-- Your instructions --
Return the data exactly, with all pictures removed.

-- Records supplied --
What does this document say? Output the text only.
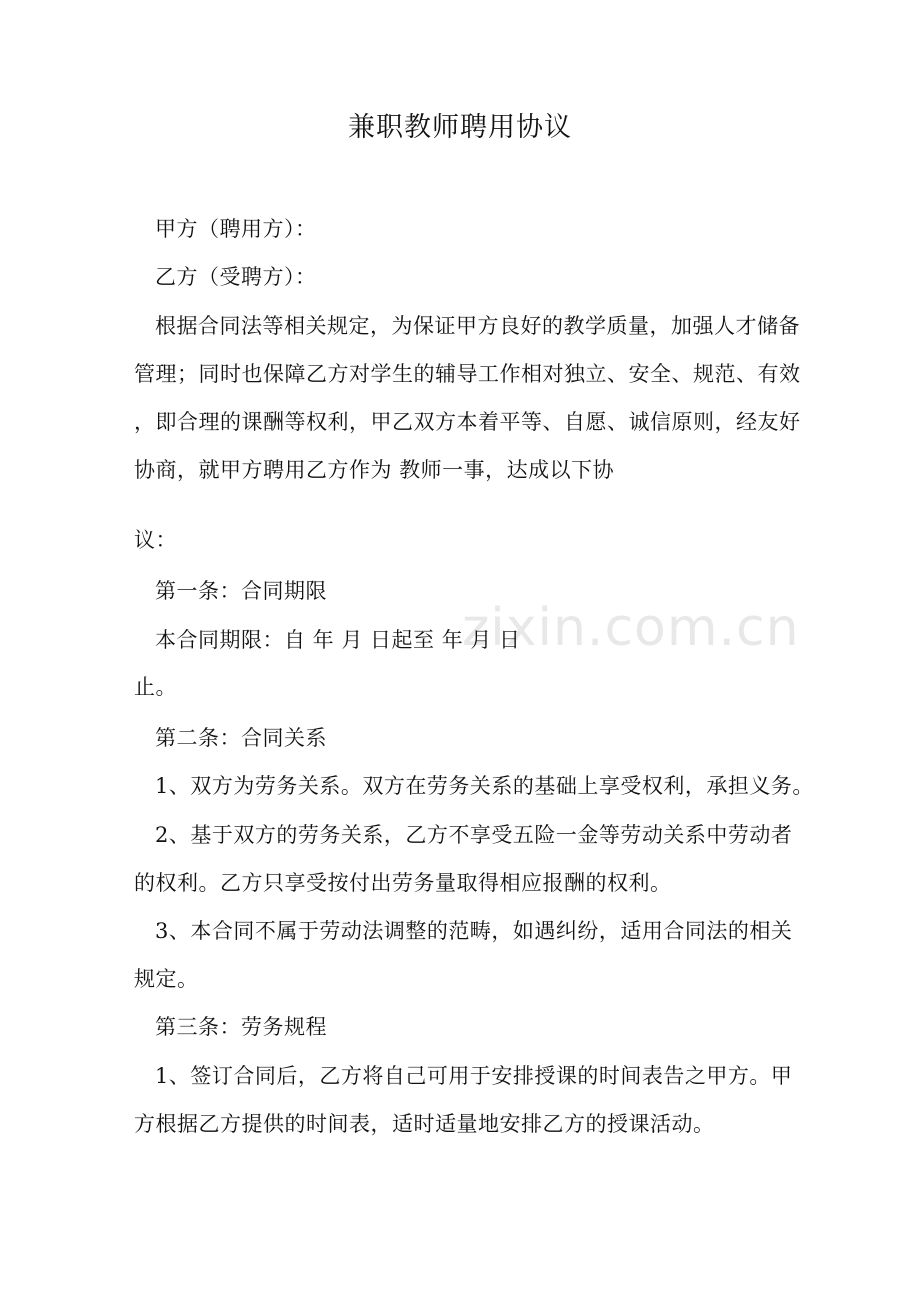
zixin.com.cn
兼职教师聘用协议
甲方（聘用方）：
乙方（受聘方）：
根据合同法等相关规定，为保证甲方良好的教学质量，加强人才储备
管理；同时也保障乙方对学生的辅导工作相对独立、安全、规范、有效
，即合理的课酬等权利，甲乙双方本着平等、自愿、诚信原则，经友好
协商，就甲方聘用乙方作为 教师一事，达成以下协
议：
第一条：合同期限
本合同期限：自 年 月 日起至 年 月 日
止。
第二条：合同关系
1、双方为劳务关系。双方在劳务关系的基础上享受权利，承担义务。
2、基于双方的劳务关系，乙方不享受五险一金等劳动关系中劳动者
的权利。乙方只享受按付出劳务量取得相应报酬的权利。
3、本合同不属于劳动法调整的范畴，如遇纠纷，适用合同法的相关
规定。
第三条：劳务规程
1、签订合同后，乙方将自己可用于安排授课的时间表告之甲方。甲
方根据乙方提供的时间表，适时适量地安排乙方的授课活动。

-- Exercise answer --
What does this document say? Output the text only.
zixin.com.cn
兼职教师聘用协议
甲方（聘用方）：
乙方（受聘方）：
根据合同法等相关规定，为保证甲方良好的教学质量，加强人才储备
管理；同时也保障乙方对学生的辅导工作相对独立、安全、规范、有效
，即合理的课酬等权利，甲乙双方本着平等、自愿、诚信原则，经友好
协商，就甲方聘用乙方作为 教师一事，达成以下协
议：
第一条：合同期限
本合同期限：自 年 月 日起至 年 月 日
止。
第二条：合同关系
1、双方为劳务关系。双方在劳务关系的基础上享受权利，承担义务。
2、基于双方的劳务关系，乙方不享受五险一金等劳动关系中劳动者
的权利。乙方只享受按付出劳务量取得相应报酬的权利。
3、本合同不属于劳动法调整的范畴，如遇纠纷，适用合同法的相关
规定。
第三条：劳务规程
1、签订合同后，乙方将自己可用于安排授课的时间表告之甲方。甲
方根据乙方提供的时间表，适时适量地安排乙方的授课活动。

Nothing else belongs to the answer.